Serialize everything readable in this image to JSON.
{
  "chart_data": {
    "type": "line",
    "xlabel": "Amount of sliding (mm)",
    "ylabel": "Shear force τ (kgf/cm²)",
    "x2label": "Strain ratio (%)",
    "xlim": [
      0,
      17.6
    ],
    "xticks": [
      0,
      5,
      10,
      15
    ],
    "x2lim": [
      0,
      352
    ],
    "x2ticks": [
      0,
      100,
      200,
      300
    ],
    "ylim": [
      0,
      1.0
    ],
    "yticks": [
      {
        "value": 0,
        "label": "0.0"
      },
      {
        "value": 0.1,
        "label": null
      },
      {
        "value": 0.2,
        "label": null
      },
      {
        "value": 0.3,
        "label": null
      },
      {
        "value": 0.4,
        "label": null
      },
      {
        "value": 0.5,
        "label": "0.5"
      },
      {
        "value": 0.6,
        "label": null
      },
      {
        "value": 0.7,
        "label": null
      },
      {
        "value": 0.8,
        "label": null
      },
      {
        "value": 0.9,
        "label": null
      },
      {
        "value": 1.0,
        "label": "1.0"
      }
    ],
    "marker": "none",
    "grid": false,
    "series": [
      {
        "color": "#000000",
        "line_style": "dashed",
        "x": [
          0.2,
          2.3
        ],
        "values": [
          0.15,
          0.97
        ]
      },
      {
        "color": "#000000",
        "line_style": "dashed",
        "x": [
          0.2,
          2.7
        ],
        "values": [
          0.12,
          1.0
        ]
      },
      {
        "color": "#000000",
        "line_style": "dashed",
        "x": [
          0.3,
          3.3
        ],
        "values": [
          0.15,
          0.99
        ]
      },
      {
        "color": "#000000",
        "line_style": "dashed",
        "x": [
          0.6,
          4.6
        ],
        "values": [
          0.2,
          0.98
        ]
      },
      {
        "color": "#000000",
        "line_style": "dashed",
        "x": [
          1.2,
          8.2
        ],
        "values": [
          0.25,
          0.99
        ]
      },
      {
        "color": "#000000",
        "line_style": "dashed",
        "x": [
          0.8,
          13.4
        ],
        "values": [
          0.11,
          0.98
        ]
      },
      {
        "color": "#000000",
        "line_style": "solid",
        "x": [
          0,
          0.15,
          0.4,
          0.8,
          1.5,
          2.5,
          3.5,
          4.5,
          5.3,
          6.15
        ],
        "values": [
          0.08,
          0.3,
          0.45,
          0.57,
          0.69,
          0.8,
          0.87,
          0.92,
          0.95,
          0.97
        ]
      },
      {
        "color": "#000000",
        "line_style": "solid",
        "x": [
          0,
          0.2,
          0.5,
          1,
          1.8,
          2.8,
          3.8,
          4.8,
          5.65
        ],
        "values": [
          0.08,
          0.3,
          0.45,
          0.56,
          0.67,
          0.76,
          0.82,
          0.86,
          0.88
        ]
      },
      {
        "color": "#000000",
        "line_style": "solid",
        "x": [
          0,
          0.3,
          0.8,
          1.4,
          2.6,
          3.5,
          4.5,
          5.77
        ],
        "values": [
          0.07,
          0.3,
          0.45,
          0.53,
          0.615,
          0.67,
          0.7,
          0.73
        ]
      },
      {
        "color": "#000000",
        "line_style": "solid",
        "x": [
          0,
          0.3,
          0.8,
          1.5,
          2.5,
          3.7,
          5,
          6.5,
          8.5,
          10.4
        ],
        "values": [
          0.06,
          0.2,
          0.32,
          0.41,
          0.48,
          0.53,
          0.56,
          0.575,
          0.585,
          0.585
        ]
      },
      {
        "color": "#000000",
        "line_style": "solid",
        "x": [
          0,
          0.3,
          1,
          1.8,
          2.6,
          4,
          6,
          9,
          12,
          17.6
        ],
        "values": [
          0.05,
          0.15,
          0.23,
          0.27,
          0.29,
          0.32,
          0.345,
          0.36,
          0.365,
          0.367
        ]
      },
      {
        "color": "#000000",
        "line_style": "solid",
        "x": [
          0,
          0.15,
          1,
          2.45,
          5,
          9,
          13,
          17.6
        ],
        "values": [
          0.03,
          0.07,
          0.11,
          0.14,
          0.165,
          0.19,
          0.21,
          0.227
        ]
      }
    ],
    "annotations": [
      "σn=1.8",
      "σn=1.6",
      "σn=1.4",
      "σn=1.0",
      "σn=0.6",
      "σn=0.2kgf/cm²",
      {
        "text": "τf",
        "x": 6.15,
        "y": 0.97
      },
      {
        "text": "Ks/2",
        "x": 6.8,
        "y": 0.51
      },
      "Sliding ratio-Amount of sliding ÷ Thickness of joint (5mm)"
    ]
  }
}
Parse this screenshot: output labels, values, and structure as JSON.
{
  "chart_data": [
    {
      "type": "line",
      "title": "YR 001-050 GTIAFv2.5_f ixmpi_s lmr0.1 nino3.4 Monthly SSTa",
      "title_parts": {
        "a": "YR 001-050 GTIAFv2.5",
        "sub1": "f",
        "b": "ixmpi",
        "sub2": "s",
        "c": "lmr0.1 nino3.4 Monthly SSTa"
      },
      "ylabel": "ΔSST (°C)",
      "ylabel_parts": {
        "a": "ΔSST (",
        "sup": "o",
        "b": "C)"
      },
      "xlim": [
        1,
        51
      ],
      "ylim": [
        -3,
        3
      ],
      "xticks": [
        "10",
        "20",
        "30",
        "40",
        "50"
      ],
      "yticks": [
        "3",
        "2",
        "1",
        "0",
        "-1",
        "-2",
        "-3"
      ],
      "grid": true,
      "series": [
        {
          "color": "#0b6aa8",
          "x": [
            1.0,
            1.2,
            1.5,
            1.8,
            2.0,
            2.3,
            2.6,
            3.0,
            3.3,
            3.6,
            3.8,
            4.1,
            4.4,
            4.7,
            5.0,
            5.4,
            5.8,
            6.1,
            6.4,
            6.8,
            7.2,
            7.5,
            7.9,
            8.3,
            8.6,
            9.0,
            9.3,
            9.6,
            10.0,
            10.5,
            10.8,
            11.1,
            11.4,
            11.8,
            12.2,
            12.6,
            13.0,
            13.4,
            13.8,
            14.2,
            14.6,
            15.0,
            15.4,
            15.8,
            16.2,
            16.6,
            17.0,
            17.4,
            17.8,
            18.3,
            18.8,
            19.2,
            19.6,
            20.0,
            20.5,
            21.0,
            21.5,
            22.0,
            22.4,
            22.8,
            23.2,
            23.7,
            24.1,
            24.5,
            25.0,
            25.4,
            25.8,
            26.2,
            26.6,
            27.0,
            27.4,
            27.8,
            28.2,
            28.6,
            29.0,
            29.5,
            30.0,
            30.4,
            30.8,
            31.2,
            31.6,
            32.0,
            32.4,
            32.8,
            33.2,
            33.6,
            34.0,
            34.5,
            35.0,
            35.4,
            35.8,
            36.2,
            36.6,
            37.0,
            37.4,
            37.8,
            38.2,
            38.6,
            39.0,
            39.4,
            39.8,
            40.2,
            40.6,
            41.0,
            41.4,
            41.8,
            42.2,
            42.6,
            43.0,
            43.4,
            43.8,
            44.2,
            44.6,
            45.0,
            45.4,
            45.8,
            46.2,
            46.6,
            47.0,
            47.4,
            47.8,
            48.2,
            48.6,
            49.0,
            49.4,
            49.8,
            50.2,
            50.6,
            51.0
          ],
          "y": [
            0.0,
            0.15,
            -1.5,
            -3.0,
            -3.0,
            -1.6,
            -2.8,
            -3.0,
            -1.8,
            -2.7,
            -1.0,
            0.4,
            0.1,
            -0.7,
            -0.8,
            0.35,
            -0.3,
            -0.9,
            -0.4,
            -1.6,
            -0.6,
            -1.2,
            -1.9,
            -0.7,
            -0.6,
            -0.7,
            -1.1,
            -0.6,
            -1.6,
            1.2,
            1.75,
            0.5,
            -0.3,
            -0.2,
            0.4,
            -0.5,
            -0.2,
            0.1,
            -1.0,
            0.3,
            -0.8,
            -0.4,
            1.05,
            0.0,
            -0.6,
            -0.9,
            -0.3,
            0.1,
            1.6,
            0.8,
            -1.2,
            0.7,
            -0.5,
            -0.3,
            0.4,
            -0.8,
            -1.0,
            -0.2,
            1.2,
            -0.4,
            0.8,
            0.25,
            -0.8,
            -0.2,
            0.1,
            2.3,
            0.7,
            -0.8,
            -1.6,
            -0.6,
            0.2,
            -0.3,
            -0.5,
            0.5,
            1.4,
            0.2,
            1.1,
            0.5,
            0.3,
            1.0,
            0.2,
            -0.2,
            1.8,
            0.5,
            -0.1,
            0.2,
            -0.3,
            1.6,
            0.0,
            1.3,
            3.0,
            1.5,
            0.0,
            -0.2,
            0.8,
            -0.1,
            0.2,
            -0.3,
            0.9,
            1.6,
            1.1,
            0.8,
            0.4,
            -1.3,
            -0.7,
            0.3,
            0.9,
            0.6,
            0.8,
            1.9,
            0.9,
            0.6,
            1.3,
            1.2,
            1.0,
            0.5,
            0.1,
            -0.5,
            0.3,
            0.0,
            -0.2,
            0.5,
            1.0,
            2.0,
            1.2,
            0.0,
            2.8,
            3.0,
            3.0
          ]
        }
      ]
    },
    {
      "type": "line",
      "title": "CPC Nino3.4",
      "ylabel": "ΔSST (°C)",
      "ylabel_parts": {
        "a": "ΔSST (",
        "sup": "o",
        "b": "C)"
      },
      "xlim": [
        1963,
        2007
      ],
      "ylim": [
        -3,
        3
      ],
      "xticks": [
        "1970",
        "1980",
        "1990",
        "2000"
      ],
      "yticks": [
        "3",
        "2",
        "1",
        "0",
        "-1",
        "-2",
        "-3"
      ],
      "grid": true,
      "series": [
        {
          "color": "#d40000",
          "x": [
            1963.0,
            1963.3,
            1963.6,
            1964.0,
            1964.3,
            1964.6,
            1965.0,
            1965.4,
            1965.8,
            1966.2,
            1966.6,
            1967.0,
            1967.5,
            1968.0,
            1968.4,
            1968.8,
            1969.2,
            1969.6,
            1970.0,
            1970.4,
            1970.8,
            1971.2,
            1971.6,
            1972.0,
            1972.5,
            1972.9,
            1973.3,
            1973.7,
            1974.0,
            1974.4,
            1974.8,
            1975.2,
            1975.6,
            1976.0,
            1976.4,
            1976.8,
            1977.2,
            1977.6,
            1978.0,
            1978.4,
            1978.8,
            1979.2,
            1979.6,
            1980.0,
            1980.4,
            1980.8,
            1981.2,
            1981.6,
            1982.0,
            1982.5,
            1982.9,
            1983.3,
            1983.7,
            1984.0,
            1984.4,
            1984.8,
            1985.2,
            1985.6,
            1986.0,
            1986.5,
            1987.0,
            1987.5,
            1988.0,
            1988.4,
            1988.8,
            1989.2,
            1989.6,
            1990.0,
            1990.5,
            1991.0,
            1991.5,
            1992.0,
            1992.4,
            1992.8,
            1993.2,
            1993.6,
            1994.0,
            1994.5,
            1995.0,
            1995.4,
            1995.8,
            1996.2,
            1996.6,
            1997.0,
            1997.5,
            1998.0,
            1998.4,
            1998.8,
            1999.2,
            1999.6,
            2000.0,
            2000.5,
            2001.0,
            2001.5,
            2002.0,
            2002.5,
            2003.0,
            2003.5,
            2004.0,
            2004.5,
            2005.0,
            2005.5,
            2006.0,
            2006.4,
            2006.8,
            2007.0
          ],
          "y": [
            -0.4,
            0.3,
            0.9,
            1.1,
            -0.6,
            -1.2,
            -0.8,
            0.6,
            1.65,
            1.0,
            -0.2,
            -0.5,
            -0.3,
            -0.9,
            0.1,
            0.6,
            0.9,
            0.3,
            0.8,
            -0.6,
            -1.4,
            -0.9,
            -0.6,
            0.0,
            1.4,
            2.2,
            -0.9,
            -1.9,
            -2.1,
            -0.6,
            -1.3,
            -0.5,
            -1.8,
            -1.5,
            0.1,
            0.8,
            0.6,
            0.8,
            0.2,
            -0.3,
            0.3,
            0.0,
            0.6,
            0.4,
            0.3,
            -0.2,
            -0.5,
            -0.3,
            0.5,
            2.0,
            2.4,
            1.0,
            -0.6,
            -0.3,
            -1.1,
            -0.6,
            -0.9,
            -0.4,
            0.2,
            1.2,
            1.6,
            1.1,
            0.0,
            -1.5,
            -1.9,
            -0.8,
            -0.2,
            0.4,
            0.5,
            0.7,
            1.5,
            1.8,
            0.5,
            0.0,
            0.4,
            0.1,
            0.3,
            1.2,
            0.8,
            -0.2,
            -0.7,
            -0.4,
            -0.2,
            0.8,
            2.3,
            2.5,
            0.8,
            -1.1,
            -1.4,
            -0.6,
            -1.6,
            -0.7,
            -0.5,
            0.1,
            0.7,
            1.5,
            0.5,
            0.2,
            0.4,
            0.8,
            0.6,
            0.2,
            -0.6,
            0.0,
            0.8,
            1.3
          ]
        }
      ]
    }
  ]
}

#####

## Given exercise
Search the listing for the string "SSTa". Copy each line where it turns up.

## Result of the task
      "title": "YR 001-050 GTIAFv2.5_f ixmpi_s lmr0.1 nino3.4 Monthly SSTa",
        "c": "lmr0.1 nino3.4 Monthly SSTa"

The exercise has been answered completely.